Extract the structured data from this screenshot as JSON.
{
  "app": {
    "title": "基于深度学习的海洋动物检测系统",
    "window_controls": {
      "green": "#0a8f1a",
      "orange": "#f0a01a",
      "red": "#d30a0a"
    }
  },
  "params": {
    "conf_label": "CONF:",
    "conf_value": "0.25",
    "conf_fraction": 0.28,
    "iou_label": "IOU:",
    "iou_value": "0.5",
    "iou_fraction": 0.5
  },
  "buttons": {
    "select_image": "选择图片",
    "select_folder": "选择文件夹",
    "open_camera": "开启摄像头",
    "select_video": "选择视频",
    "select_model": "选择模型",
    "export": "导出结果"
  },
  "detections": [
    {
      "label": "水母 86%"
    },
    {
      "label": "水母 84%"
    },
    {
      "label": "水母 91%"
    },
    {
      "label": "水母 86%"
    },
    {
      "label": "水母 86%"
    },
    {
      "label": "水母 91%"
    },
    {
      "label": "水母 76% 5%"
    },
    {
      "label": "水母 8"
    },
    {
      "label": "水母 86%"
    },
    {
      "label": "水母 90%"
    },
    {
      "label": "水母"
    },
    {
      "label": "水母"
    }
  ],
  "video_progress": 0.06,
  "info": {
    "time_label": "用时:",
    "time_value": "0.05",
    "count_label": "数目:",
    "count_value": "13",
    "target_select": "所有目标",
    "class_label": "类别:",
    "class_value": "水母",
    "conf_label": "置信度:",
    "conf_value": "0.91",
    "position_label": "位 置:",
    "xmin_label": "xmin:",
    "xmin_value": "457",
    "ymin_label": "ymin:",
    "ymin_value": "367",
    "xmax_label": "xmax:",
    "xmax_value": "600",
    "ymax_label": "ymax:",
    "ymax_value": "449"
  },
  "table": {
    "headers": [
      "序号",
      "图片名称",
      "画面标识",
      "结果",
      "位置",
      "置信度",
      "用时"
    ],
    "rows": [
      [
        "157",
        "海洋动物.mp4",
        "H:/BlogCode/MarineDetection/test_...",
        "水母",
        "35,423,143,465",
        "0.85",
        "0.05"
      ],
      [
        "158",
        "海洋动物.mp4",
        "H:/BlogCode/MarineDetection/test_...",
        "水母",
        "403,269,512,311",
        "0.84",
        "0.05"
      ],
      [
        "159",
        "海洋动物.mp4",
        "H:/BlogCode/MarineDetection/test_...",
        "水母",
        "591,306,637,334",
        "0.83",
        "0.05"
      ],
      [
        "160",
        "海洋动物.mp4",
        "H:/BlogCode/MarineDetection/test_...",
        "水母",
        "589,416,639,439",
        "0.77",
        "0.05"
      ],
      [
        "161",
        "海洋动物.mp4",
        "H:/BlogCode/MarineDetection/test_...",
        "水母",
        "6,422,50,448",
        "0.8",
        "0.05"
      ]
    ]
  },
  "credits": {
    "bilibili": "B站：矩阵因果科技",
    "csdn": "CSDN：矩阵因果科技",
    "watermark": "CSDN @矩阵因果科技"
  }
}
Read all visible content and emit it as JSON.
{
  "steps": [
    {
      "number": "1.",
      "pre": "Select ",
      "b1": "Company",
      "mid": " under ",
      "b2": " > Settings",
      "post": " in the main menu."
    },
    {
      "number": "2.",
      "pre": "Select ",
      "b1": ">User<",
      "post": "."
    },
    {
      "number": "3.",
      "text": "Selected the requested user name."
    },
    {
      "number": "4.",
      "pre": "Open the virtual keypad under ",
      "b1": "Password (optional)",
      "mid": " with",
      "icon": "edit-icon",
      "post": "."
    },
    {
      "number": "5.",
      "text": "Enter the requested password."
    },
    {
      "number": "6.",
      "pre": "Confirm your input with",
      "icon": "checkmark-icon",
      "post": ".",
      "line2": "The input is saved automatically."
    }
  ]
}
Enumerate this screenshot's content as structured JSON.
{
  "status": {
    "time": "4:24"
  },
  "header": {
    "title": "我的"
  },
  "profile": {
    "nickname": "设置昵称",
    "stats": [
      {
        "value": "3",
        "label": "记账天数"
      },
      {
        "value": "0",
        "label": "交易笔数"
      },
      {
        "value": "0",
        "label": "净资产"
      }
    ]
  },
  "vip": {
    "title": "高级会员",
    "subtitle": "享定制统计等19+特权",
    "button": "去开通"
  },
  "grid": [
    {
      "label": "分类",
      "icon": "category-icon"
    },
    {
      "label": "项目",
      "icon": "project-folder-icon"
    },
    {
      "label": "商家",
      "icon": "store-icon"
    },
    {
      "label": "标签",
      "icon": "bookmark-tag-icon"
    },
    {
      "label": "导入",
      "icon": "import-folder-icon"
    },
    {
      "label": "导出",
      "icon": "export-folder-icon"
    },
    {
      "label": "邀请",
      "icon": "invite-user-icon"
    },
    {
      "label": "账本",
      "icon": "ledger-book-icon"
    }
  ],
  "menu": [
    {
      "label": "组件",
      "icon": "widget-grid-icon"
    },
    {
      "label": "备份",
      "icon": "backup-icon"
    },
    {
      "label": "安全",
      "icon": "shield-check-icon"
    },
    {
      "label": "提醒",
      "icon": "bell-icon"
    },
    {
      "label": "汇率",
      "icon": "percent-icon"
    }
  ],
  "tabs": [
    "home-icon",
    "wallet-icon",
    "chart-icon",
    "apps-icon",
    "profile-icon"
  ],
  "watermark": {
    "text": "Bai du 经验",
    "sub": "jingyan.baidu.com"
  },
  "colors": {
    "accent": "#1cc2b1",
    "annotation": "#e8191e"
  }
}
━━━━━━━━━━━━━━━━
AIM:
Quote every entry exactly.

THE ANSWER:
Extract the structured data from this screenshot as JSON.
{
  "app": {
    "title": "基于深度学习的海洋动物检测系统",
    "window_controls": {
      "green": "#0a8f1a",
      "orange": "#f0a01a",
      "red": "#d30a0a"
    }
  },
  "params": {
    "conf_label": "CONF:",
    "conf_value": "0.25",
    "conf_fraction": 0.28,
    "iou_label": "IOU:",
    "iou_value": "0.5",
    "iou_fraction": 0.5
  },
  "buttons": {
    "select_image": "选择图片",
    "select_folder": "选择文件夹",
    "open_camera": "开启摄像头",
    "select_video": "选择视频",
    "select_model": "选择模型",
    "export": "导出结果"
  },
  "detections": [
    {
      "label": "水母 86%"
    },
    {
      "label": "水母 84%"
    },
    {
      "label": "水母 91%"
    },
    {
      "label": "水母 86%"
    },
    {
      "label": "水母 86%"
    },
    {
      "label": "水母 91%"
    },
    {
      "label": "水母 76% 5%"
    },
    {
      "label": "水母 8"
    },
    {
      "label": "水母 86%"
    },
    {
      "label": "水母 90%"
    },
    {
      "label": "水母"
    },
    {
      "label": "水母"
    }
  ],
  "video_progress": 0.06,
  "info": {
    "time_label": "用时:",
    "time_value": "0.05",
    "count_label": "数目:",
    "count_value": "13",
    "target_select": "所有目标",
    "class_label": "类别:",
    "class_value": "水母",
    "conf_label": "置信度:",
    "conf_value": "0.91",
    "position_label": "位 置:",
    "xmin_label": "xmin:",
    "xmin_value": "457",
    "ymin_label": "ymin:",
    "ymin_value": "367",
    "xmax_label": "xmax:",
    "xmax_value": "600",
    "ymax_label": "ymax:",
    "ymax_value": "449"
  },
  "table": {
    "headers": [
      "序号",
      "图片名称",
      "画面标识",
      "结果",
      "位置",
      "置信度",
      "用时"
    ],
    "rows": [
      [
        "157",
        "海洋动物.mp4",
        "H:/BlogCode/MarineDetection/test_...",
        "水母",
        "35,423,143,465",
        "0.85",
        "0.05"
      ],
      [
        "158",
        "海洋动物.mp4",
        "H:/BlogCode/MarineDetection/test_...",
        "水母",
        "403,269,512,311",
        "0.84",
        "0.05"
      ],
      [
        "159",
        "海洋动物.mp4",
        "H:/BlogCode/MarineDetection/test_...",
        "水母",
        "591,306,637,334",
        "0.83",
        "0.05"
      ],
      [
        "160",
        "海洋动物.mp4",
        "H:/BlogCode/MarineDetection/test_...",
        "水母",
        "589,416,639,439",
        "0.77",
        "0.05"
      ],
      [
        "161",
        "海洋动物.mp4",
        "H:/BlogCode/MarineDetection/test_...",
        "水母",
        "6,422,50,448",
        "0.8",
        "0.05"
      ]
    ]
  },
  "credits": {
    "bilibili": "B站：矩阵因果科技",
    "csdn": "CSDN：矩阵因果科技",
    "watermark": "CSDN @矩阵因果科技"
  }
}
Read all visible content and emit it as JSON.
{
  "steps": [
    {
      "number": "1.",
      "pre": "Select ",
      "b1": "Company",
      "mid": " under ",
      "b2": " > Settings",
      "post": " in the main menu."
    },
    {
      "number": "2.",
      "pre": "Select ",
      "b1": ">User<",
      "post": "."
    },
    {
      "number": "3.",
      "text": "Selected the requested user name."
    },
    {
      "number": "4.",
      "pre": "Open the virtual keypad under ",
      "b1": "Password (optional)",
      "mid": " with",
      "icon": "edit-icon",
      "post": "."
    },
    {
      "number": "5.",
      "text": "Enter the requested password."
    },
    {
      "number": "6.",
      "pre": "Confirm your input with",
      "icon": "checkmark-icon",
      "post": ".",
      "line2": "The input is saved automatically."
    }
  ]
}
Enumerate this screenshot's content as structured JSON.
{
  "status": {
    "time": "4:24"
  },
  "header": {
    "title": "我的"
  },
  "profile": {
    "nickname": "设置昵称",
    "stats": [
      {
        "value": "3",
        "label": "记账天数"
      },
      {
        "value": "0",
        "label": "交易笔数"
      },
      {
        "value": "0",
        "label": "净资产"
      }
    ]
  },
  "vip": {
    "title": "高级会员",
    "subtitle": "享定制统计等19+特权",
    "button": "去开通"
  },
  "grid": [
    {
      "label": "分类",
      "icon": "category-icon"
    },
    {
      "label": "项目",
      "icon": "project-folder-icon"
    },
    {
      "label": "商家",
      "icon": "store-icon"
    },
    {
      "label": "标签",
      "icon": "bookmark-tag-icon"
    },
    {
      "label": "导入",
      "icon": "import-folder-icon"
    },
    {
      "label": "导出",
      "icon": "export-folder-icon"
    },
    {
      "label": "邀请",
      "icon": "invite-user-icon"
    },
    {
      "label": "账本",
      "icon": "ledger-book-icon"
    }
  ],
  "menu": [
    {
      "label": "组件",
      "icon": "widget-grid-icon"
    },
    {
      "label": "备份",
      "icon": "backup-icon"
    },
    {
      "label": "安全",
      "icon": "shield-check-icon"
    },
    {
      "label": "提醒",
      "icon": "bell-icon"
    },
    {
      "label": "汇率",
      "icon": "percent-icon"
    }
  ],
  "tabs": [
    "home-icon",
    "wallet-icon",
    "chart-icon",
    "apps-icon",
    "profile-icon"
  ],
  "watermark": {
    "text": "Bai du 经验",
    "sub": "jingyan.baidu.com"
  },
  "colors": {
    "accent": "#1cc2b1",
    "annotation": "#e8191e"
  }
}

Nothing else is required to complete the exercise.